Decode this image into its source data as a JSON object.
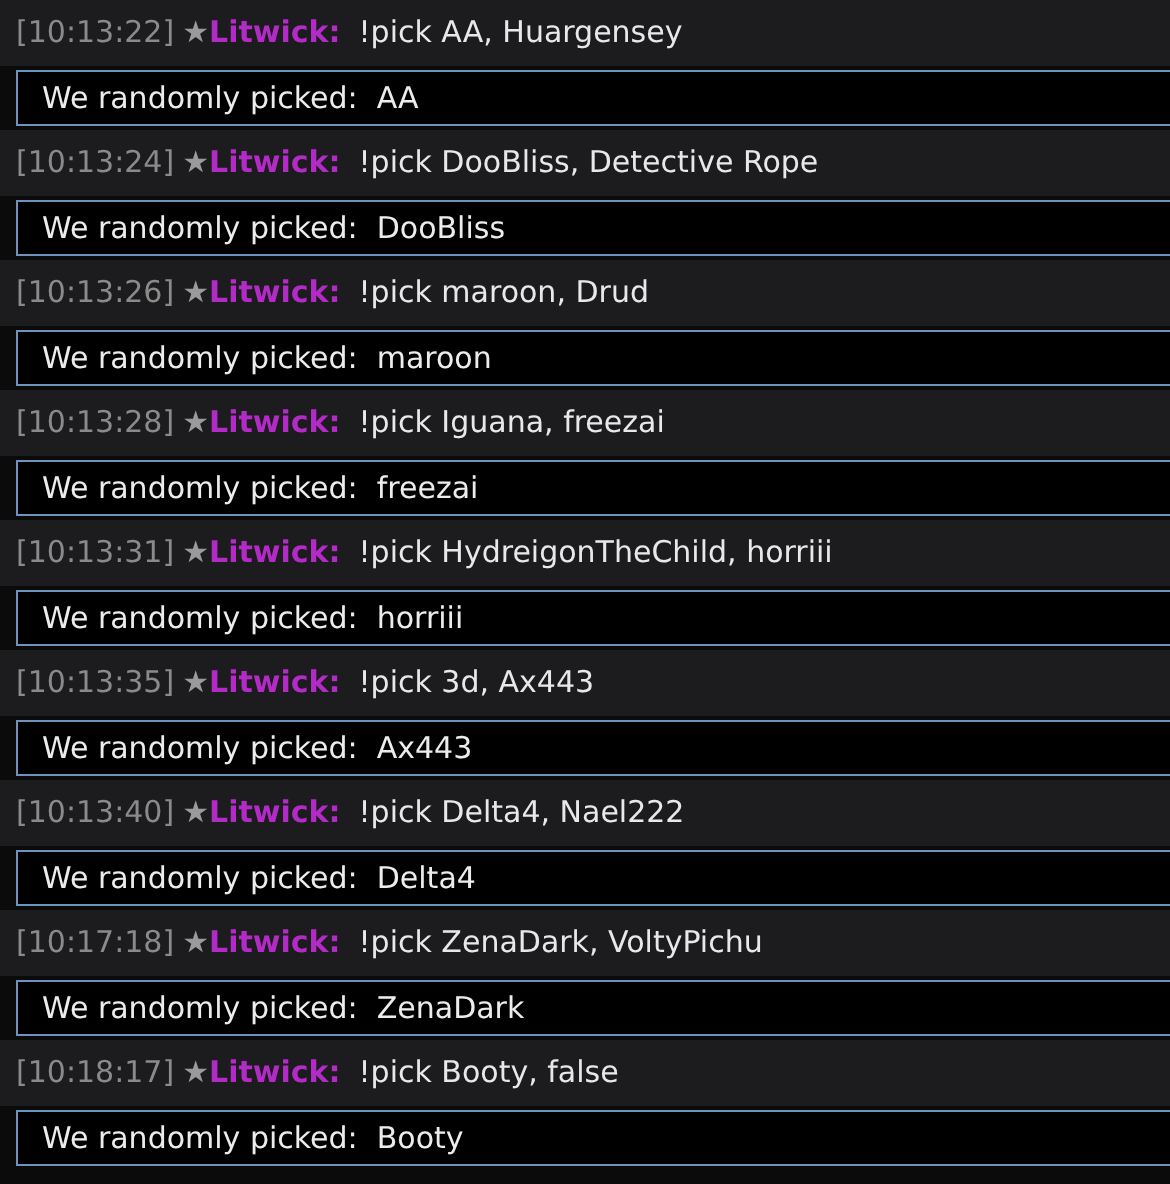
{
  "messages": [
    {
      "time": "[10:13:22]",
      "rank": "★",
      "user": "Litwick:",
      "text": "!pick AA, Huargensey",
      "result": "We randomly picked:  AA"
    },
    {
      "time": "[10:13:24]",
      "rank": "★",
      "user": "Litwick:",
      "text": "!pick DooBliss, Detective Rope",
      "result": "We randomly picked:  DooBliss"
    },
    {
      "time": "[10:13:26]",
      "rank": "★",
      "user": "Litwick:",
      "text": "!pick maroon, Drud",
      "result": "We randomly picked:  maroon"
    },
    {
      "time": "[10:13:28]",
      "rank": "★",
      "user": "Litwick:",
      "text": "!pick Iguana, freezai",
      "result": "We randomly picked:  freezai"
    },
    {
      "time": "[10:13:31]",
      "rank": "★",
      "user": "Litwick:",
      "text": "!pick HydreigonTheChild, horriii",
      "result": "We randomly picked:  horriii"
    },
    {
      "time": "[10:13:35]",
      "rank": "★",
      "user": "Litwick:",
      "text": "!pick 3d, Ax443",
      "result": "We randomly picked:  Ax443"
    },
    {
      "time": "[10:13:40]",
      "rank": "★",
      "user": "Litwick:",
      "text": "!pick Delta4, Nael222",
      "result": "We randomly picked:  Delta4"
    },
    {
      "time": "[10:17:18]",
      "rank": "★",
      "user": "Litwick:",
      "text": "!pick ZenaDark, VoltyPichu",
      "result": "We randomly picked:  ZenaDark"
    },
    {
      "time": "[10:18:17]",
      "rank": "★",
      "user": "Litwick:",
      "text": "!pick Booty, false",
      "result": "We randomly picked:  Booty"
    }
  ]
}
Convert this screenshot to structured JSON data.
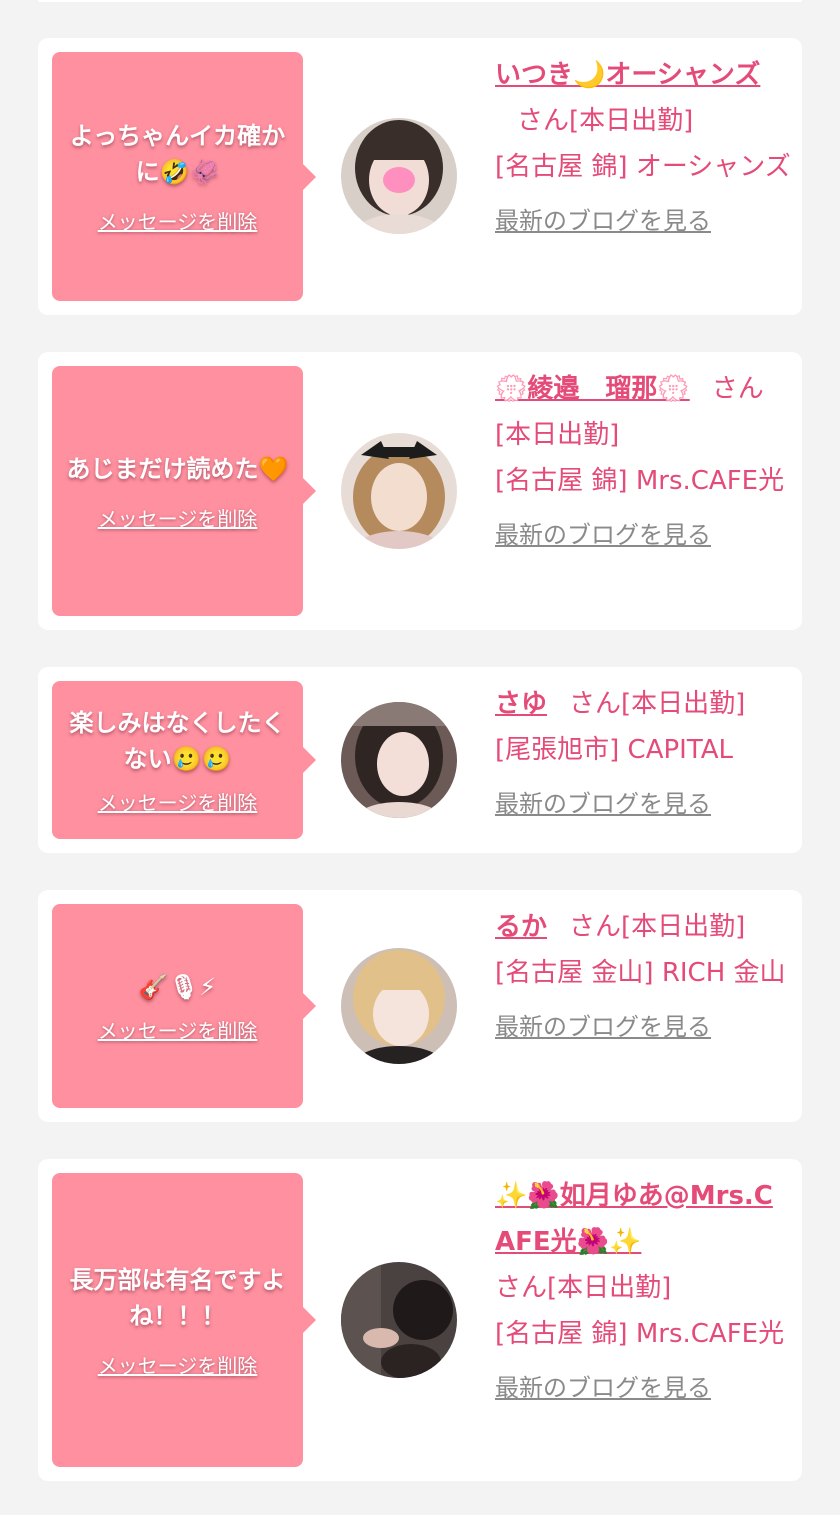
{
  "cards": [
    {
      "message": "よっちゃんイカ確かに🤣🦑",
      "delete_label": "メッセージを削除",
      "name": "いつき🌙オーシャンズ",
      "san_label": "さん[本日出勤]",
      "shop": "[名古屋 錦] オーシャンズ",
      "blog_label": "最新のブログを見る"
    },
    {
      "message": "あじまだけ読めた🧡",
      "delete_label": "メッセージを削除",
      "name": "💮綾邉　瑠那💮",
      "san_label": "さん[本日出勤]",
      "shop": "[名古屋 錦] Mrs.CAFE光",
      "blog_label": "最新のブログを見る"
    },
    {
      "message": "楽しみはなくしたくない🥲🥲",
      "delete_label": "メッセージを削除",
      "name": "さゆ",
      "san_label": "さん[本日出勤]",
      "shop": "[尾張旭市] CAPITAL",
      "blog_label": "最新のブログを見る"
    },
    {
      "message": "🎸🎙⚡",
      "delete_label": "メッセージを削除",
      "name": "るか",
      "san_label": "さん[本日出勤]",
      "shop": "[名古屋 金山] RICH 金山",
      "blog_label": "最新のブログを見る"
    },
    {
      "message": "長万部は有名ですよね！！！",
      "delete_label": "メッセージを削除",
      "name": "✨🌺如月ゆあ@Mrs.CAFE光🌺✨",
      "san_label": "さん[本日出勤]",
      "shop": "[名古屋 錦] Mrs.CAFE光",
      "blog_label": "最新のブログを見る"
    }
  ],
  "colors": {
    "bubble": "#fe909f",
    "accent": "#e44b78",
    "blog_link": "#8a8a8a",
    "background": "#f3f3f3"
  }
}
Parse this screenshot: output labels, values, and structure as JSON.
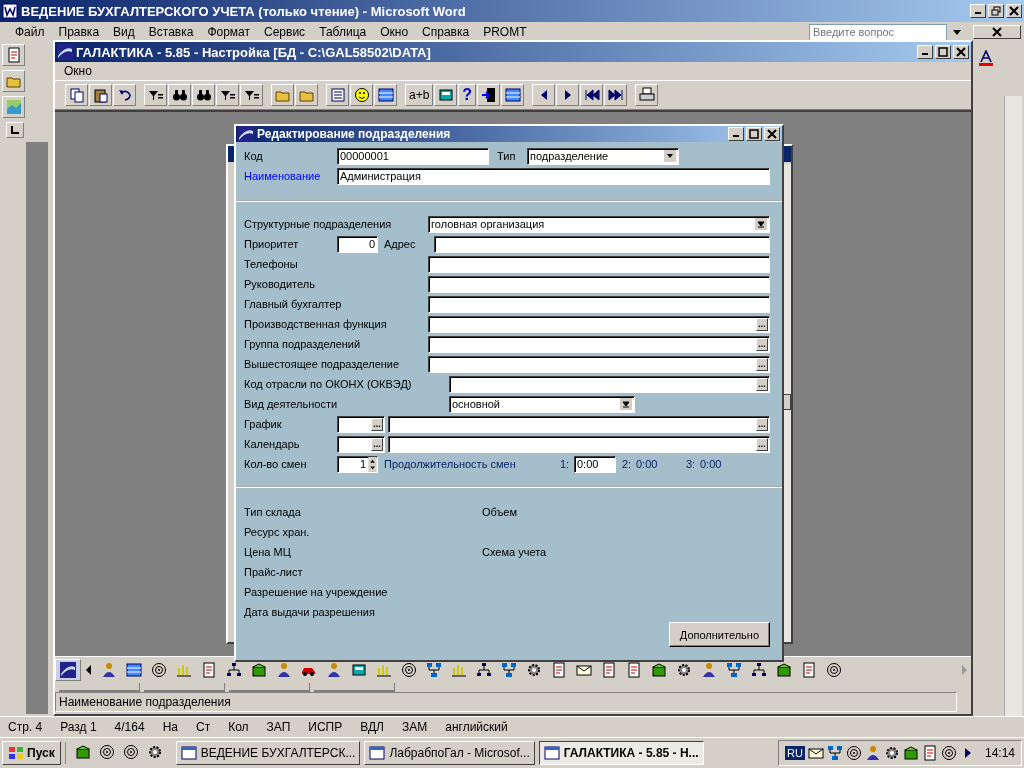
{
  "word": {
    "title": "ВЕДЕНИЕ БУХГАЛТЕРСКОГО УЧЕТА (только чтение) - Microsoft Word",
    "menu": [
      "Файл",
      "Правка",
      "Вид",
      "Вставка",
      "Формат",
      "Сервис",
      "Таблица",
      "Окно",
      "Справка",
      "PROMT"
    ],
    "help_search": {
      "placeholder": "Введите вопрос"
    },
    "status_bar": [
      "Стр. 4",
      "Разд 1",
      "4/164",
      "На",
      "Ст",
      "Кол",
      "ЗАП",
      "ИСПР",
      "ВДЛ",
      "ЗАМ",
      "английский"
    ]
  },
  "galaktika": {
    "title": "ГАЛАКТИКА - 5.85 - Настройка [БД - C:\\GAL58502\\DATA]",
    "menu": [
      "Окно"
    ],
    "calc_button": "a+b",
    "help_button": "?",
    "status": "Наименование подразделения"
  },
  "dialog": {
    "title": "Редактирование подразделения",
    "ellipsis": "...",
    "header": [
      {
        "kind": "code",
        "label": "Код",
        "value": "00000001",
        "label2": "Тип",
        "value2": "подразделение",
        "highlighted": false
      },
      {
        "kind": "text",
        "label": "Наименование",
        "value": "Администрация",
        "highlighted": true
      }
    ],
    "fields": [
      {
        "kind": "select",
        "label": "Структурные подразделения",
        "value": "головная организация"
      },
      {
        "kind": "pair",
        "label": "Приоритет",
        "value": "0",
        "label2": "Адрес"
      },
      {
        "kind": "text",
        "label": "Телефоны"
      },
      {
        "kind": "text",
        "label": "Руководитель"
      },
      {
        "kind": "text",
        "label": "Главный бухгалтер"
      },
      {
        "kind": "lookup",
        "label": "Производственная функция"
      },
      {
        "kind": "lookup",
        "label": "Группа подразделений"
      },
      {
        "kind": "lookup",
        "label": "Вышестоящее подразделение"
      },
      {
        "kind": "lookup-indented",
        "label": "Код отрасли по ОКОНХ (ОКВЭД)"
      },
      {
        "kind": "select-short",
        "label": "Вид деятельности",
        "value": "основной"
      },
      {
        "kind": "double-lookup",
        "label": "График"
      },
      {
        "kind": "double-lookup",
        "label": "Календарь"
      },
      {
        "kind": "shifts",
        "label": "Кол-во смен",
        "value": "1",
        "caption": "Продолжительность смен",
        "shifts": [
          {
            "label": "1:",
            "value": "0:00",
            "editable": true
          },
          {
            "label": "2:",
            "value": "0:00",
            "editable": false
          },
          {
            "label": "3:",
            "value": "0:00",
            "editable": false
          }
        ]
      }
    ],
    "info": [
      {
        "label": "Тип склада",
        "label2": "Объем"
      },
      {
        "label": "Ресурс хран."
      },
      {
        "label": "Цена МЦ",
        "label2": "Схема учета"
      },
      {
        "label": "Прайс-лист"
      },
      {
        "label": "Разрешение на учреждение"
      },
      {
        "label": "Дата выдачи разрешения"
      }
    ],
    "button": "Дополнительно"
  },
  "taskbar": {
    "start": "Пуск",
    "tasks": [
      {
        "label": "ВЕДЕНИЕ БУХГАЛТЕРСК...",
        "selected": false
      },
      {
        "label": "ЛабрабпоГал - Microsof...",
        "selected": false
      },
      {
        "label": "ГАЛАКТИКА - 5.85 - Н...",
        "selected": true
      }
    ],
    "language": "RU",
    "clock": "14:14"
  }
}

▬▬▬▬▬▬

*DIRECTIONS FOR THIS TASK*
A single figure is required: the number of lines above in which the word "title" occurs.

*OUTPUT OF THE EXERCISE*
3